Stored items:

# # # # # # #

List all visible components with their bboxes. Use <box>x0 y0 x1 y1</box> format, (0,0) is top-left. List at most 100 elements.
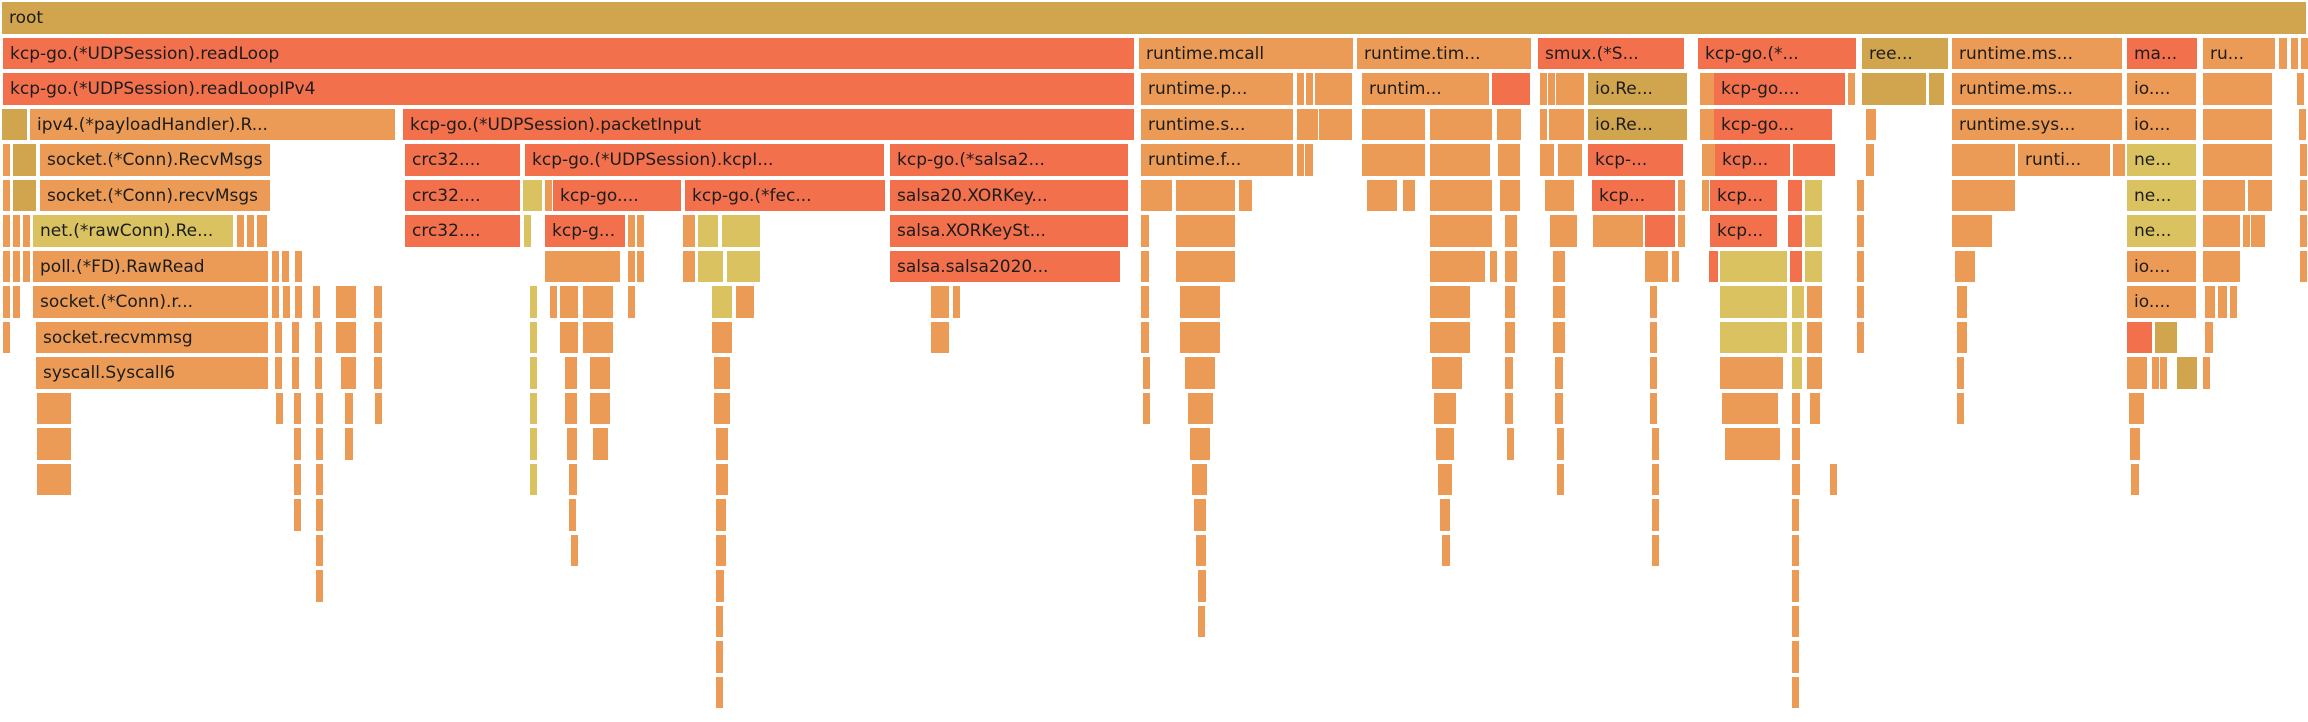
flame-frame-unlabeled[interactable] <box>336 321 356 353</box>
flame-frame-unlabeled[interactable] <box>1180 321 1220 353</box>
flame-frame-unlabeled[interactable] <box>1498 144 1520 176</box>
flame-frame-unlabeled[interactable] <box>3 144 10 176</box>
flame-frame-unlabeled[interactable] <box>1306 73 1313 105</box>
flame-frame-unlabeled[interactable] <box>1788 179 1802 211</box>
flame-frame-unlabeled[interactable] <box>1555 357 1563 389</box>
flame-frame-unlabeled[interactable] <box>336 286 356 318</box>
flame-frame-unlabeled[interactable] <box>1707 73 1714 105</box>
flame-frame-unlabeled[interactable] <box>931 286 949 318</box>
flame-frame-unlabeled[interactable] <box>550 286 557 318</box>
flame-frame-unlabeled[interactable] <box>1792 570 1799 602</box>
flame-frame-unlabeled[interactable] <box>565 392 577 424</box>
flame-frame-unlabeled[interactable] <box>716 570 724 602</box>
flame-frame[interactable]: salsa.XORKeySt... <box>890 215 1128 247</box>
flame-frame-unlabeled[interactable] <box>2300 215 2307 247</box>
flame-frame-unlabeled[interactable] <box>1552 179 1574 211</box>
flame-frame-unlabeled[interactable] <box>583 286 613 318</box>
flame-frame[interactable]: runti... <box>2018 144 2110 176</box>
flame-frame-unlabeled[interactable] <box>2230 286 2237 318</box>
flame-frame-unlabeled[interactable] <box>590 357 610 389</box>
flame-frame-unlabeled[interactable] <box>712 321 732 353</box>
flame-frame-unlabeled[interactable] <box>13 250 20 282</box>
flame-frame-unlabeled[interactable] <box>2160 357 2167 389</box>
flame-frame-unlabeled[interactable] <box>1558 144 1582 176</box>
flame-frame-unlabeled[interactable] <box>13 144 36 176</box>
flame-frame-unlabeled[interactable] <box>683 250 695 282</box>
flame-frame-unlabeled[interactable] <box>565 357 577 389</box>
flame-frame[interactable]: salsa.salsa2020... <box>890 250 1120 282</box>
flame-frame-unlabeled[interactable] <box>1141 321 1149 353</box>
flame-frame[interactable]: crc32.... <box>405 179 520 211</box>
flame-frame-unlabeled[interactable] <box>1792 676 1799 708</box>
flame-frame-unlabeled[interactable] <box>2131 463 2139 495</box>
flame-frame-unlabeled[interactable] <box>237 215 244 247</box>
flame-frame-unlabeled[interactable] <box>1550 215 1577 247</box>
flame-frame[interactable]: kcp-go.(*UDPSession).readLoopIPv4 <box>3 73 1134 105</box>
flame-frame-unlabeled[interactable] <box>1546 144 1554 176</box>
flame-frame-unlabeled[interactable] <box>698 215 718 247</box>
flame-frame[interactable]: io.... <box>2127 250 2196 282</box>
flame-frame-unlabeled[interactable] <box>1297 144 1304 176</box>
flame-frame-unlabeled[interactable] <box>316 499 323 531</box>
flame-frame-unlabeled[interactable] <box>736 286 754 318</box>
flame-frame-unlabeled[interactable] <box>1929 73 1944 105</box>
flame-frame-unlabeled[interactable] <box>1507 428 1514 460</box>
flame-frame-unlabeled[interactable] <box>1540 73 1547 105</box>
flame-frame-unlabeled[interactable] <box>2300 144 2307 176</box>
flame-frame-unlabeled[interactable] <box>698 250 723 282</box>
flame-frame-unlabeled[interactable] <box>1952 144 2015 176</box>
flame-frame-unlabeled[interactable] <box>1315 73 1352 105</box>
flame-frame-unlabeled[interactable] <box>1549 108 1556 140</box>
flame-frame-unlabeled[interactable] <box>2203 250 2240 282</box>
flame-frame-unlabeled[interactable] <box>37 428 71 460</box>
flame-frame-unlabeled[interactable] <box>716 428 728 460</box>
flame-frame-unlabeled[interactable] <box>2279 37 2287 69</box>
flame-frame-unlabeled[interactable] <box>1556 108 1584 140</box>
flame-frame-unlabeled[interactable] <box>257 215 267 247</box>
flame-frame-unlabeled[interactable] <box>1143 392 1150 424</box>
flame-frame-unlabeled[interactable] <box>13 215 20 247</box>
flame-frame-unlabeled[interactable] <box>1194 499 1206 531</box>
flame-frame[interactable]: socket.(*Conn).r... <box>33 286 268 318</box>
flame-frame-unlabeled[interactable] <box>931 321 949 353</box>
flame-frame-unlabeled[interactable] <box>1792 463 1800 495</box>
flame-frame-unlabeled[interactable] <box>571 534 578 566</box>
flame-frame-unlabeled[interactable] <box>1367 179 1397 211</box>
flame-frame-unlabeled[interactable] <box>2203 144 2272 176</box>
flame-frame-unlabeled[interactable] <box>1593 215 1643 247</box>
flame-frame-unlabeled[interactable] <box>13 286 20 318</box>
flame-frame-unlabeled[interactable] <box>530 392 537 424</box>
flame-frame-unlabeled[interactable] <box>583 321 613 353</box>
flame-frame-unlabeled[interactable] <box>247 215 254 247</box>
flame-frame[interactable]: kcp-go.... <box>553 179 681 211</box>
flame-frame-unlabeled[interactable] <box>1700 73 1707 105</box>
flame-frame-unlabeled[interactable] <box>1678 215 1685 247</box>
flame-frame-unlabeled[interactable] <box>1955 250 1975 282</box>
flame-frame-unlabeled[interactable] <box>294 463 301 495</box>
flame-frame-unlabeled[interactable] <box>2 108 27 140</box>
flame-frame-unlabeled[interactable] <box>313 286 320 318</box>
flame-frame-unlabeled[interactable] <box>2127 321 2152 353</box>
flame-frame-unlabeled[interactable] <box>1143 357 1150 389</box>
flame-frame[interactable]: io.... <box>2127 108 2196 140</box>
flame-frame-unlabeled[interactable] <box>1830 463 1837 495</box>
flame-frame[interactable]: ne... <box>2127 179 2196 211</box>
flame-frame-unlabeled[interactable] <box>1805 215 1822 247</box>
flame-frame-unlabeled[interactable] <box>1548 73 1555 105</box>
flame-frame-unlabeled[interactable] <box>1176 250 1235 282</box>
flame-frame-unlabeled[interactable] <box>1650 321 1657 353</box>
flame-frame-unlabeled[interactable] <box>714 392 730 424</box>
flame-frame-unlabeled[interactable] <box>2203 73 2272 105</box>
flame-frame-unlabeled[interactable] <box>1722 392 1778 424</box>
flame-frame-unlabeled[interactable] <box>2258 215 2265 247</box>
flame-frame-unlabeled[interactable] <box>2203 357 2210 389</box>
flame-frame-unlabeled[interactable] <box>1505 250 1517 282</box>
flame-frame-unlabeled[interactable] <box>1490 250 1497 282</box>
flame-frame[interactable]: runtime.sys... <box>1952 108 2122 140</box>
flame-frame-unlabeled[interactable] <box>1505 392 1513 424</box>
flame-frame-unlabeled[interactable] <box>1793 144 1835 176</box>
flame-frame-unlabeled[interactable] <box>1807 286 1822 318</box>
flame-frame-unlabeled[interactable] <box>345 392 353 424</box>
flame-frame[interactable]: socket.(*Conn).recvMsgs <box>40 179 270 211</box>
flame-frame-unlabeled[interactable] <box>1720 250 1787 282</box>
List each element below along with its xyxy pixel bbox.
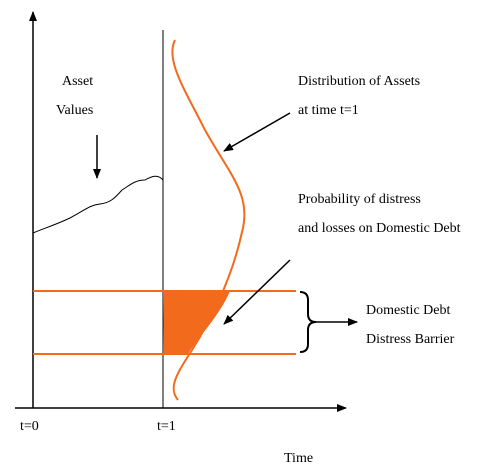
label: Distribution of Assets xyxy=(298,74,420,89)
label: Domestic Debt xyxy=(366,303,450,318)
label: Values xyxy=(56,103,93,118)
label: and losses on Domestic Debt xyxy=(298,221,461,236)
distribution-curve xyxy=(171,39,246,401)
label: t=1 xyxy=(157,419,176,434)
asset-path xyxy=(32,175,164,234)
label: t=0 xyxy=(20,419,39,434)
label: Asset xyxy=(62,74,93,89)
distribution-arrow xyxy=(223,112,291,152)
distress-area xyxy=(163,291,230,354)
label: Distress Barrier xyxy=(366,332,455,347)
label: at time t=1 xyxy=(298,103,359,118)
label: Time xyxy=(284,451,313,466)
brace xyxy=(299,291,317,353)
probability-arrow xyxy=(223,259,291,325)
label: Probability of distress xyxy=(298,192,421,207)
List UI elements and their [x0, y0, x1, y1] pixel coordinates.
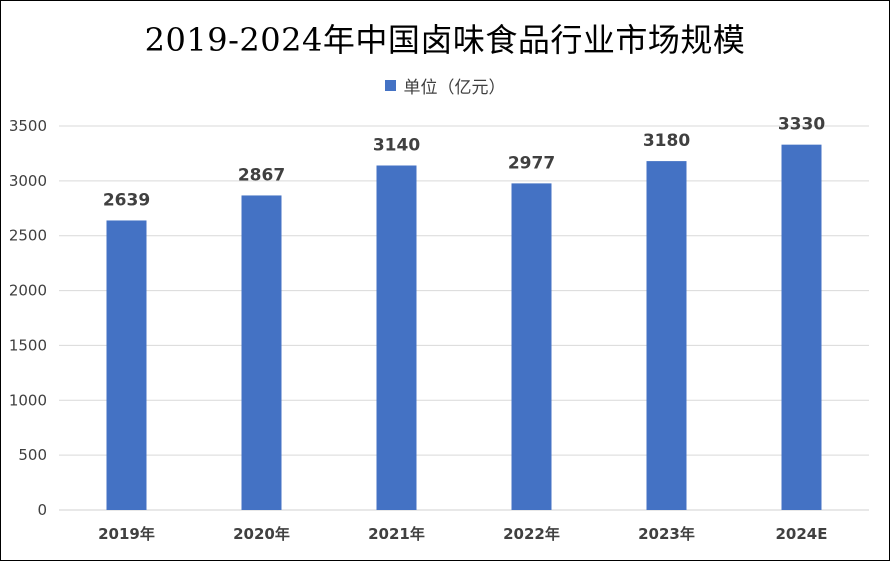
y-tick-label: 1500: [9, 336, 47, 354]
data-label: 3180: [643, 131, 690, 151]
bar: [781, 144, 822, 510]
bar: [511, 183, 552, 511]
data-label: 2639: [103, 190, 150, 210]
y-tick-label: 3000: [9, 172, 47, 190]
data-label: 3330: [778, 115, 825, 135]
y-tick-label: 0: [37, 501, 47, 519]
bar: [646, 161, 687, 510]
x-tick-label: 2024E: [776, 525, 828, 543]
legend-label: 单位（亿元）: [403, 78, 506, 98]
data-label: 2977: [508, 153, 555, 173]
data-label: 2867: [238, 165, 285, 185]
x-tick-label: 2022年: [503, 525, 560, 543]
x-tick-label: 2023年: [638, 525, 695, 543]
legend: 单位（亿元）: [1, 73, 889, 98]
legend-swatch: [384, 80, 396, 91]
x-tick-label: 2020年: [233, 525, 290, 543]
chart-title: 2019-2024年中国卤味食品行业市场规模: [144, 21, 746, 59]
x-axis-ticks: 2019年 2020年 2021年 2022年 2023年 2024E: [98, 525, 827, 543]
x-tick-label: 2021年: [368, 525, 425, 543]
data-labels: 2639 2867 3140 2977 3180 3330: [103, 115, 825, 211]
y-tick-label: 1000: [9, 391, 47, 409]
y-tick-label: 2000: [9, 282, 47, 300]
gridlines: [59, 125, 869, 511]
data-label: 3140: [373, 135, 420, 155]
x-tick-label: 2019年: [98, 525, 155, 543]
y-tick-label: 3500: [9, 117, 47, 135]
y-axis-ticks: 0 500 1000 1500 2000 2500 3000 3500: [9, 117, 47, 519]
bar: [376, 165, 417, 511]
bars: [106, 144, 822, 511]
bar: [106, 220, 147, 511]
bar: [241, 195, 282, 510]
y-tick-label: 2500: [9, 227, 47, 245]
y-tick-label: 500: [18, 446, 47, 464]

# # # # # # #

Requirement: Copy the listing above word for word, from the line that contains "y-tick-label: 1500: [9, 336, 47, 354]" through the line that contains "gridlines: [59, 125, 869, 511]", including both of those lines.

Solution to the exercise:
y-tick-label: 1500: [9, 336, 47, 354]
data-label: 3180: [643, 131, 690, 151]
bar: [781, 144, 822, 510]
bar: [511, 183, 552, 511]
data-label: 2639: [103, 190, 150, 210]
y-tick-label: 3000: [9, 172, 47, 190]
data-label: 3330: [778, 115, 825, 135]
y-tick-label: 0: [37, 501, 47, 519]
bar: [646, 161, 687, 510]
x-tick-label: 2024E: [776, 525, 828, 543]
legend-label: 单位（亿元）: [403, 78, 506, 98]
data-label: 2977: [508, 153, 555, 173]
data-label: 2867: [238, 165, 285, 185]
x-tick-label: 2022年: [503, 525, 560, 543]
x-tick-label: 2023年: [638, 525, 695, 543]
legend: 单位（亿元）: [1, 73, 889, 98]
legend-swatch: [384, 80, 396, 91]
x-tick-label: 2020年: [233, 525, 290, 543]
chart-title: 2019-2024年中国卤味食品行业市场规模: [144, 21, 746, 59]
x-axis-ticks: 2019年 2020年 2021年 2022年 2023年 2024E: [98, 525, 827, 543]
x-tick-label: 2021年: [368, 525, 425, 543]
data-labels: 2639 2867 3140 2977 3180 3330: [103, 115, 825, 211]
y-tick-label: 1000: [9, 391, 47, 409]
y-tick-label: 2000: [9, 282, 47, 300]
gridlines: [59, 125, 869, 511]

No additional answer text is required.